§ Required task
Look through the listing and locate every line containing the word "There"; copy those lines.

## START Available records

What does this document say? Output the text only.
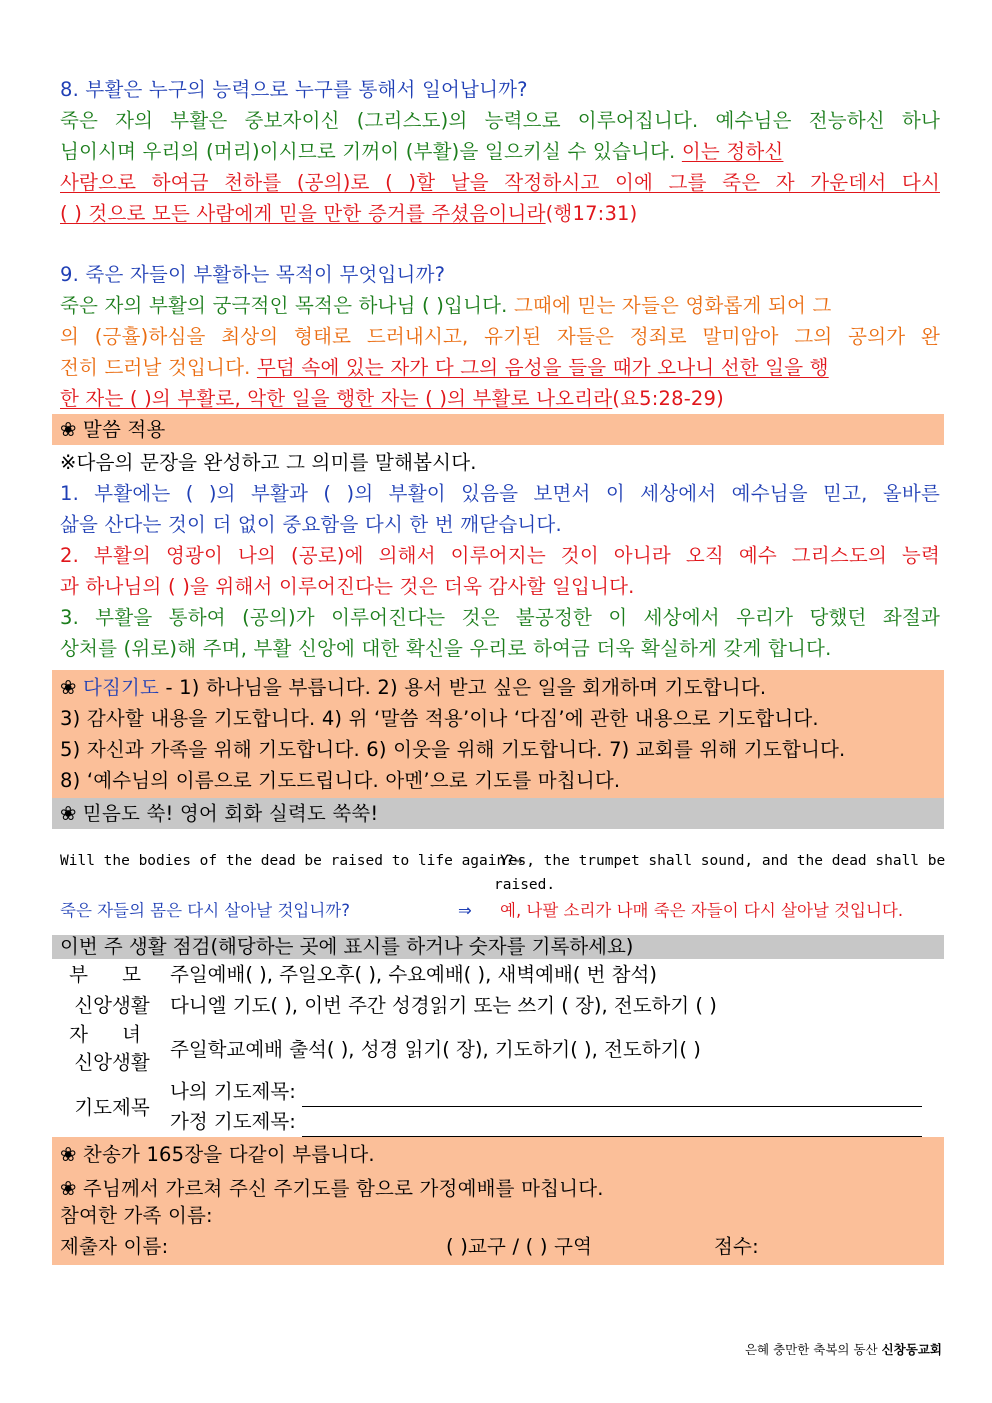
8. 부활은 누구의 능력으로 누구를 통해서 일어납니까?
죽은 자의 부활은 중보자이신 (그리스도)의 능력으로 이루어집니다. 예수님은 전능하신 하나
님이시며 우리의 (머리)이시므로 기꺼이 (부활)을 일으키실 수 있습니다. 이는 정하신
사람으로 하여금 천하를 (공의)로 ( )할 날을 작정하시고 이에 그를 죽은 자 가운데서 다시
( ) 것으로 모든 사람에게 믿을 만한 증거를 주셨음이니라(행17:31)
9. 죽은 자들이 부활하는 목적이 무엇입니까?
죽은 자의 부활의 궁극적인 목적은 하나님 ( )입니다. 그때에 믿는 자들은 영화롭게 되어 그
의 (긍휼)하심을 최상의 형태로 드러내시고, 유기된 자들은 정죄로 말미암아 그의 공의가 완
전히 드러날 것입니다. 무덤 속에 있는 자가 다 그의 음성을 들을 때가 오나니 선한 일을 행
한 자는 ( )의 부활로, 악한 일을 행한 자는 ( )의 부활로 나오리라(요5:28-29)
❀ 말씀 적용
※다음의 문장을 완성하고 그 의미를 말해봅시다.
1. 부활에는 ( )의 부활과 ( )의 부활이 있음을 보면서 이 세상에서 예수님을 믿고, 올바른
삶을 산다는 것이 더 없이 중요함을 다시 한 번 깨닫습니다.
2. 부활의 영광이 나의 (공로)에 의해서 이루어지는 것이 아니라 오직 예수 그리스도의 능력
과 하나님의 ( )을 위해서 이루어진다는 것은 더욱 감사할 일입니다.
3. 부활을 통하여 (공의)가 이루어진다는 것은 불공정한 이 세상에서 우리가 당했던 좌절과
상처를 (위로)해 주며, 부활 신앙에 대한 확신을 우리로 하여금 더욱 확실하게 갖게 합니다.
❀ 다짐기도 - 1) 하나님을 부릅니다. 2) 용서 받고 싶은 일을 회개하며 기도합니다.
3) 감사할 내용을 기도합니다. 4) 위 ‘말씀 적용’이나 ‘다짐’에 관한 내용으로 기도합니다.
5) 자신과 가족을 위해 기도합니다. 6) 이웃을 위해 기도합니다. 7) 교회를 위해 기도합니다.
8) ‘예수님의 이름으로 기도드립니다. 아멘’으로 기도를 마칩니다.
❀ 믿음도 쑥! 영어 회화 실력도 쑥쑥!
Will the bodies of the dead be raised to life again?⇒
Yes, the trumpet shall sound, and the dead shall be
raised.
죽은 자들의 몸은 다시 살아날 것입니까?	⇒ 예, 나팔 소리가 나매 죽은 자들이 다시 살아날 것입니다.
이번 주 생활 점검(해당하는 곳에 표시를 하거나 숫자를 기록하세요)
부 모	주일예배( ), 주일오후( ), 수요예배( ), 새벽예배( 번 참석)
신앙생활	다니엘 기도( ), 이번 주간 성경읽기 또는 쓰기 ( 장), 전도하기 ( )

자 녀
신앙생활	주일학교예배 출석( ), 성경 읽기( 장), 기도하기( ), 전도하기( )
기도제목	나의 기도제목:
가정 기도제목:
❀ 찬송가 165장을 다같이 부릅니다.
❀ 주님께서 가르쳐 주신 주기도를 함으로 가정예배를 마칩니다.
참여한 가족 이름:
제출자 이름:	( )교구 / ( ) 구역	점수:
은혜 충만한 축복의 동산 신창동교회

## END Available records
## START Available records

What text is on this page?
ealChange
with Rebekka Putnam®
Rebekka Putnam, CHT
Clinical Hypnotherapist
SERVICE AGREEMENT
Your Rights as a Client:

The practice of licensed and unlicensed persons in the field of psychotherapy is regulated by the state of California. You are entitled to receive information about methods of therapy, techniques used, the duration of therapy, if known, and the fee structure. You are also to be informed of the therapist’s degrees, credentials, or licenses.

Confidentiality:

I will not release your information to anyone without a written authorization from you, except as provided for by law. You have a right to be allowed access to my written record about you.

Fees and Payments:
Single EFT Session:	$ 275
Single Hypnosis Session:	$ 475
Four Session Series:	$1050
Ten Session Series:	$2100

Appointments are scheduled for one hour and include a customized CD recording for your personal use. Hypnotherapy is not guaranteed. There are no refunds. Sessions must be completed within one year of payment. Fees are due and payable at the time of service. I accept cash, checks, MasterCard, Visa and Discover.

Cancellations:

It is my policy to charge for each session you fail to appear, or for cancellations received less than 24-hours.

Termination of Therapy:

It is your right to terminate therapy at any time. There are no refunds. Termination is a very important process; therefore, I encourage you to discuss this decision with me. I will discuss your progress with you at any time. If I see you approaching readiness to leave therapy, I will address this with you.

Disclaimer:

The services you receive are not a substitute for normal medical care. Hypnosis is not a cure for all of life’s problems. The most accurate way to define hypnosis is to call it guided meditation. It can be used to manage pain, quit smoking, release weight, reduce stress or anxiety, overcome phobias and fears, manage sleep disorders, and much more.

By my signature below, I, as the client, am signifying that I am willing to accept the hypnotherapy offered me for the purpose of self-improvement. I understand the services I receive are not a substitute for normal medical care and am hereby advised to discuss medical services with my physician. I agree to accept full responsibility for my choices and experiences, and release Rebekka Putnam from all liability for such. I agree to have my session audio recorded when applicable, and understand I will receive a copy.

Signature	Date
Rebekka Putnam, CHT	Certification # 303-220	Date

## END Available records

§ Output
Appointments are scheduled for one hour and include a customized CD recording for your personal use. Hypnotherapy is not guaranteed. There are no refunds. Sessions must be completed within one year of payment. Fees are due and payable at the time of service. I accept cash, checks, MasterCard, Visa and Discover.
It is your right to terminate therapy at any time. There are no refunds. Termination is a very important process; therefore, I encourage you to discuss this decision with me. I will discuss your progress with you at any time. If I see you approaching readiness to leave therapy, I will address this with you.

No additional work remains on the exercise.